> [EXERCISE INSTRUCTIONS] Show all lines from the data that include the word "color".

> [STORED RECORDS]
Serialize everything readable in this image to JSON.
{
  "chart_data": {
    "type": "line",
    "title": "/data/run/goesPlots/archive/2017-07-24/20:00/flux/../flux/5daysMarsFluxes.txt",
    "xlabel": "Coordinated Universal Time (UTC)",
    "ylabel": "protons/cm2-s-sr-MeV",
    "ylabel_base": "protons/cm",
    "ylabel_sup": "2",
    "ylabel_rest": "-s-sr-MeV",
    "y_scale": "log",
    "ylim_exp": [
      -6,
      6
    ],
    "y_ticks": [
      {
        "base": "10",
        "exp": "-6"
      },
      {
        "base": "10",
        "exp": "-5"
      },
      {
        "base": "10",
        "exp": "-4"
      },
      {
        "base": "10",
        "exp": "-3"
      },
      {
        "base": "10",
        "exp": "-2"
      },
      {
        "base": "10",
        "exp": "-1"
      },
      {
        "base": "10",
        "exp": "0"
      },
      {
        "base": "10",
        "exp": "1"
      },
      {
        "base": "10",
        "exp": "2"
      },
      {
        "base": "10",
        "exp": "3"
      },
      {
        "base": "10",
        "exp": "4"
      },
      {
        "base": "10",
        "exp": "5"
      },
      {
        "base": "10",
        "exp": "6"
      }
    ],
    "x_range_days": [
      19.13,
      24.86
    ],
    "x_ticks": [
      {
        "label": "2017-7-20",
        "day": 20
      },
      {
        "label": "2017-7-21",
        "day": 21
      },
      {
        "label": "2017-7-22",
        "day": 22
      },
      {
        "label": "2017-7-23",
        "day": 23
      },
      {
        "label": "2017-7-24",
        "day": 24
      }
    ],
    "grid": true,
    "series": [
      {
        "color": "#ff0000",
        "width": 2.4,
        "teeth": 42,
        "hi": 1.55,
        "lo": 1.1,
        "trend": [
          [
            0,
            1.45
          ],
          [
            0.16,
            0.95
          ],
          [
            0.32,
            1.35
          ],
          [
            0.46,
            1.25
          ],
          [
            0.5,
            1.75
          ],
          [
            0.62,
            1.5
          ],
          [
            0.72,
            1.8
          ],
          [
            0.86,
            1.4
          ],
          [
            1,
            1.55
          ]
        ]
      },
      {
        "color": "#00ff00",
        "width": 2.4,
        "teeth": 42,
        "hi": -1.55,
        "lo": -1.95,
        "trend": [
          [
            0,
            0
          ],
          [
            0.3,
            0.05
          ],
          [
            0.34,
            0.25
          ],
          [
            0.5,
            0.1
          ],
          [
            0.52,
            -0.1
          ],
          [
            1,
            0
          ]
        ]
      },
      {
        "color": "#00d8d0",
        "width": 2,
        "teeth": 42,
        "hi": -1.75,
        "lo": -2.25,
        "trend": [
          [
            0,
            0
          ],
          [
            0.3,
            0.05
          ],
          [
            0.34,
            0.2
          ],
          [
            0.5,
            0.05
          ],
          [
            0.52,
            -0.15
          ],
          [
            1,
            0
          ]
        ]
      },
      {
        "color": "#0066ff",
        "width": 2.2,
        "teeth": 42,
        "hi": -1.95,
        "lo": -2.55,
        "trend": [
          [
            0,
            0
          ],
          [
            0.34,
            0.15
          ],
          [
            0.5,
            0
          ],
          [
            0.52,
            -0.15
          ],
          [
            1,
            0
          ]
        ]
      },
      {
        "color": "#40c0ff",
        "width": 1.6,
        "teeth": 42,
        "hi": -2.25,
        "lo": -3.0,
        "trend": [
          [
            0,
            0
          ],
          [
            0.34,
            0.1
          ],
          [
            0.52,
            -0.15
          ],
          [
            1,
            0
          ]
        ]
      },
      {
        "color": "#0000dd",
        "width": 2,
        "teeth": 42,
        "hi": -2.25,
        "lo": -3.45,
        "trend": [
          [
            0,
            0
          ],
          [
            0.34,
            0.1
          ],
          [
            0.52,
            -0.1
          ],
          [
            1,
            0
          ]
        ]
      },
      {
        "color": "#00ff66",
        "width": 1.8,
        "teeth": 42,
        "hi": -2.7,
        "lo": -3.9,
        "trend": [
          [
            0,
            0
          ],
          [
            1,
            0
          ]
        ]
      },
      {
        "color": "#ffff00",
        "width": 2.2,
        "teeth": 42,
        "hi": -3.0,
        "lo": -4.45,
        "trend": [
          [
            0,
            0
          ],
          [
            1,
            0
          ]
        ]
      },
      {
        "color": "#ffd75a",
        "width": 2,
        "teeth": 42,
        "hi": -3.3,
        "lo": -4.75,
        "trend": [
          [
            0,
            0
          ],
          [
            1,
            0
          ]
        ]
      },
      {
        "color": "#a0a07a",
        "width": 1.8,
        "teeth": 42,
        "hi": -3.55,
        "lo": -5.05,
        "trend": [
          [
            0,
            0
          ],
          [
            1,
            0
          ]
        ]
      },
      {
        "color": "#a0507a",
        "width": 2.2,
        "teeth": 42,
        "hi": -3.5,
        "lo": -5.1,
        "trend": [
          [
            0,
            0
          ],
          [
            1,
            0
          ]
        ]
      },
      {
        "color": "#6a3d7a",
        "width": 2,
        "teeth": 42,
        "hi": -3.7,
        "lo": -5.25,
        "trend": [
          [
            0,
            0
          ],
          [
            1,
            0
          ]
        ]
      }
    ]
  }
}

> [SOLUTION]
        "color": "#ff0000",
        "color": "#00ff00",
        "color": "#00d8d0",
        "color": "#0066ff",
        "color": "#40c0ff",
        "color": "#0000dd",
        "color": "#00ff66",
        "color": "#ffff00",
        "color": "#ffd75a",
        "color": "#a0a07a",
        "color": "#a0507a",
        "color": "#6a3d7a",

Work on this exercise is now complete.